正如兰迪所言:“所有被证实的‘ESP’,要么是魔术,要么是骗局;真正的科学不需要‘超自然’来解释。”

纵观人类历史,“特异功能”的传说从未断绝,其背后蕴含着三重核心逻辑:其一,是“认知局限的补偿机制”——在科学无法解释自然现象的时代,超自然解读成为人类理解世界的“便捷路径”,如古人将陨石坠落视为“上天警示”,将海啸视为“海神发怒”。

其二,是“社会心理的投射载体”——帝王的“天命异能”承载着政治合法性需求,隐士的“长啸神通”承载着士人对“精神自由”的追求,而现代“ESP传说”则承载着人类对“突破孤独”“掌控未来”的渴望。

其三,是“人类潜能的探索表达”——从瑜伽对呼吸的控制,到长啸对声波的运用,许多“异能”原型实为人类对“身体极限”“自然规律”的早期探索,只是因认知不足被赋予了“超自然”色彩。

随着现代科学的发展,多数“特异功能”已得到理性解构:声学原理揭开了“长啸神通”的奥秘,气象学与历史学还原了“昆阳异象”的真相,电磁学解释了特斯拉的“电能操控”,生理学破解了瑜伽“神功”的机制,心理学揭穿了ESP的骗局。

但“异能”叙事并未消失,反而在科幻作品、大众文化中以新的形式演化——从《复仇者联盟》中的“超能力英雄”,到短视频平台上的“异能挑战”,再到AI生成的“未来预言”,这些内容本质上仍是“异能”叙事的现代延续。

所附条目:
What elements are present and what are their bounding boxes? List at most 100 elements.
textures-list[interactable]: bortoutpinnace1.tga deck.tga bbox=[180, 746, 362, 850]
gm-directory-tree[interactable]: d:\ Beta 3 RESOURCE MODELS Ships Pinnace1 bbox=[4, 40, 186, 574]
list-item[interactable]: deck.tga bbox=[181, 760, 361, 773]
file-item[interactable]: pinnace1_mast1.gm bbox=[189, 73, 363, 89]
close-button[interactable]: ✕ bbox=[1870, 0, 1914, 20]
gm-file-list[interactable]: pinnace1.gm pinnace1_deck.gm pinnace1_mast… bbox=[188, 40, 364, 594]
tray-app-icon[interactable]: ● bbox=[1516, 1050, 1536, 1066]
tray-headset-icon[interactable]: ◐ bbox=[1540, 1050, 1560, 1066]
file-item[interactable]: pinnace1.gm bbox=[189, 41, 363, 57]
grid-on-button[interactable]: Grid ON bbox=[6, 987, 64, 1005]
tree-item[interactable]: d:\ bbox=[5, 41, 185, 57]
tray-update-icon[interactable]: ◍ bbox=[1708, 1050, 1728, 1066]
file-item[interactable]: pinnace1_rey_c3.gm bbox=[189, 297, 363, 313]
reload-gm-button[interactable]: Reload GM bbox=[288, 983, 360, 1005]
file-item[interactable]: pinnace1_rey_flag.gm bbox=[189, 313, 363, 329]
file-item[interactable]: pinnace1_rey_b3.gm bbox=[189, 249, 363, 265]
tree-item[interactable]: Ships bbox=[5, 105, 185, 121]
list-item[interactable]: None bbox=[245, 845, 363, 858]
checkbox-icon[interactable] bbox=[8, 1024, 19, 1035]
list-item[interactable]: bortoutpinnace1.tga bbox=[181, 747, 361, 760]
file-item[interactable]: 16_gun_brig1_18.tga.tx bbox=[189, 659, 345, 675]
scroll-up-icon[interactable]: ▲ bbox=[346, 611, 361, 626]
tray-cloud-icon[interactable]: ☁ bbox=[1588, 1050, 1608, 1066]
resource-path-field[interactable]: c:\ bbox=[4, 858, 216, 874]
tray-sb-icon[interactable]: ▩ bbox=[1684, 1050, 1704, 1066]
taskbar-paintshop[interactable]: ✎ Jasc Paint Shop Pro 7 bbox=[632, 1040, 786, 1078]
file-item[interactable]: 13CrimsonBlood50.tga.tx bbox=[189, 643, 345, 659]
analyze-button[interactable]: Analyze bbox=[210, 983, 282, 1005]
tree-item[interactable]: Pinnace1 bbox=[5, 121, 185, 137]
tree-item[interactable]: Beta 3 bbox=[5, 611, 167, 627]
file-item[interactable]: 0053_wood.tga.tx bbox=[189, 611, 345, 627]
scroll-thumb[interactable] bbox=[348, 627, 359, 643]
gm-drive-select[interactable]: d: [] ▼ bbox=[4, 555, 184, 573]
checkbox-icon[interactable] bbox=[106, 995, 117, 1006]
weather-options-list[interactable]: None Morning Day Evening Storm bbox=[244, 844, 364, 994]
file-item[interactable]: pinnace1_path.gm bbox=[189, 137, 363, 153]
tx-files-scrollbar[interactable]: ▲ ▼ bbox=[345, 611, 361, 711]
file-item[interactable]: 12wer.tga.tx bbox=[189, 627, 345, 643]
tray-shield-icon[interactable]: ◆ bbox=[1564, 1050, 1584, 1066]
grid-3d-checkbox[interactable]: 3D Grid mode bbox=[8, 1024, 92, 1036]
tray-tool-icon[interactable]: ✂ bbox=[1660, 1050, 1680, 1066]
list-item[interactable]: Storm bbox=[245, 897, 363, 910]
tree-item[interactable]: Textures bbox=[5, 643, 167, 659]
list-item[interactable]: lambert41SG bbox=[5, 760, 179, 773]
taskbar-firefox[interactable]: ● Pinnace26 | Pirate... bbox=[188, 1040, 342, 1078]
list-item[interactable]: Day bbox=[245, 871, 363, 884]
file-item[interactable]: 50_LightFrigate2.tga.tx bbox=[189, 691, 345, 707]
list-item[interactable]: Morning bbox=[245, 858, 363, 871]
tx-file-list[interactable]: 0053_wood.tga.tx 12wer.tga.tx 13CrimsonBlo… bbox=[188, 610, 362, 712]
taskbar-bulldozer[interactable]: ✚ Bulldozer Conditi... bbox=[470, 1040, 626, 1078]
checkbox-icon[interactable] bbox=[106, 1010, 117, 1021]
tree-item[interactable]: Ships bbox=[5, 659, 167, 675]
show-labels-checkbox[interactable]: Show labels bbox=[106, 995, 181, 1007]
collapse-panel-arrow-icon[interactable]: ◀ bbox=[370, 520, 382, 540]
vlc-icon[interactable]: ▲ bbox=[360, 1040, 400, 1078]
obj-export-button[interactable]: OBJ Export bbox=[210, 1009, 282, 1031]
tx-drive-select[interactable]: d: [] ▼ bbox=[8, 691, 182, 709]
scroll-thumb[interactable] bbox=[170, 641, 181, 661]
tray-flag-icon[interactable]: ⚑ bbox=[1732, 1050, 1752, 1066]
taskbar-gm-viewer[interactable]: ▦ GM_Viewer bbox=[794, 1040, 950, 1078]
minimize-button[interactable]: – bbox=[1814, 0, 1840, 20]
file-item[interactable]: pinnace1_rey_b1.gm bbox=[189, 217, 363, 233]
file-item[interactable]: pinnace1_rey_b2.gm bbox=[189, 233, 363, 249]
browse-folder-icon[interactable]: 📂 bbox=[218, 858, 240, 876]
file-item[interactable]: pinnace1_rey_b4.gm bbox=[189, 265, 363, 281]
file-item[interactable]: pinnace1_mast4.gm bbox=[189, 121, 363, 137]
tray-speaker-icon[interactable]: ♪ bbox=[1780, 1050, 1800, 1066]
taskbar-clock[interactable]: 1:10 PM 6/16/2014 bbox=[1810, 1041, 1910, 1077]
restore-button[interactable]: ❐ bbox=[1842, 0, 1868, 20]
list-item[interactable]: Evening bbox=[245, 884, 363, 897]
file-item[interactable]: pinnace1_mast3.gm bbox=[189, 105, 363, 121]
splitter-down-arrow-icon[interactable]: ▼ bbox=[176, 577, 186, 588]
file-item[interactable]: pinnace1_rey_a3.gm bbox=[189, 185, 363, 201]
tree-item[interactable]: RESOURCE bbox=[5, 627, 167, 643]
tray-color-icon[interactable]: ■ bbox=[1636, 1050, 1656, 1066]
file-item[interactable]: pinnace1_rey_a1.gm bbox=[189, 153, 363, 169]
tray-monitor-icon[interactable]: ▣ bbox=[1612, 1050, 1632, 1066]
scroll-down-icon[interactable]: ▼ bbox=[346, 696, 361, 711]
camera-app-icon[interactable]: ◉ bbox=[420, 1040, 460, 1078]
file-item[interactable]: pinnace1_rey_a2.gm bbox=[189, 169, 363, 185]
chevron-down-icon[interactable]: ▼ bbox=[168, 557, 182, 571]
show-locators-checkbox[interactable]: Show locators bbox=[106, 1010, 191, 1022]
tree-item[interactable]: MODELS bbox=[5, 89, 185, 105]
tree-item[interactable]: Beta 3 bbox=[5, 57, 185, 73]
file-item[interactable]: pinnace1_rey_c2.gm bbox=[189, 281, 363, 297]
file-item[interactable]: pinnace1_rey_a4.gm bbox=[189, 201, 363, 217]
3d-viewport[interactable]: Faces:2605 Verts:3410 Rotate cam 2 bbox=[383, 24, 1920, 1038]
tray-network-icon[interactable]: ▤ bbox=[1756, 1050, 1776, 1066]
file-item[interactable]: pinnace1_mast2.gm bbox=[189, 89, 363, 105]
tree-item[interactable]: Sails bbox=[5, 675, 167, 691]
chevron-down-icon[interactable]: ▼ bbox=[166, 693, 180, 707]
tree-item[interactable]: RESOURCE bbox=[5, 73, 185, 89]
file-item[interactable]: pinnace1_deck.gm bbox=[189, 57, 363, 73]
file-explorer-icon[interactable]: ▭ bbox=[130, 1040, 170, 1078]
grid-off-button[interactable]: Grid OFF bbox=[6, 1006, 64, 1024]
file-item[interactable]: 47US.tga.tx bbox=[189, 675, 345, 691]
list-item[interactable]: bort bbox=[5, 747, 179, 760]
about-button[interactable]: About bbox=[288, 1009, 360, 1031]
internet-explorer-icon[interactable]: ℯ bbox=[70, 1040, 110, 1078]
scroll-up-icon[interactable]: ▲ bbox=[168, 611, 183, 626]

练习任务:
a – 原文提到了哪些学科被用来对“特异功能”进行理性解构？请全部列出。
b – 根据原文，判断下列说法是否正确，并分别引用原文中起决定作用的原话：（i）古人曾将海啸视为海神发怒；（ii）电磁学揭开了“长啸神通”的奥秘；（iii）随着现代科学的发展，“异能”叙事已经消失。
c – 请从最后一句之后接着续写这篇谈“特异功能”传说的原文。
所附条目用不上，无需查看。

参考答案:
a – 声学、气象学、历史学、电磁学、生理学、心理学。

b –
（i）是。原文说：“将海啸视为“海神发怒””。
（ii）否。原文说：“声学原理揭开了“长啸神通”的奥秘”。
（iii）否。原文说：“但“异能”叙事并未消失”。

c –
这恰恰说明,“特异功能”的传说并非“愚昧的产物”,而是人类文明演进的“伴生品”。那些被不断证伪的“异能”,成为科学发展的“铺路石”——正是对“千里传音”的渴望,推动了电话的发明。

正是对“预知未来”的追求,推动了气象学、统计学的发展;正是对“身体极限”的探索,推动了运动生理学、康复医学的进步。而那些尚未完全解释的现象(如某些罕见的人体异常能力),则激励着人类继续探索自然与自我的边界。

从本质上看,“特异功能”的传说史,也是一部人类认知演进史。它记录了人类从“敬畏未知”到“探索未知”,从“依赖神权”到“相信科学”的转变过程。

在这个过程中,我们逐渐明白:真正的“异能”,从来不是超自然的神力,而是人类永不枯竭的好奇心、坚持不懈的探索欲,以及用理性破解未知的科学精神——这才是人类文明最宝贵的“超常能力”。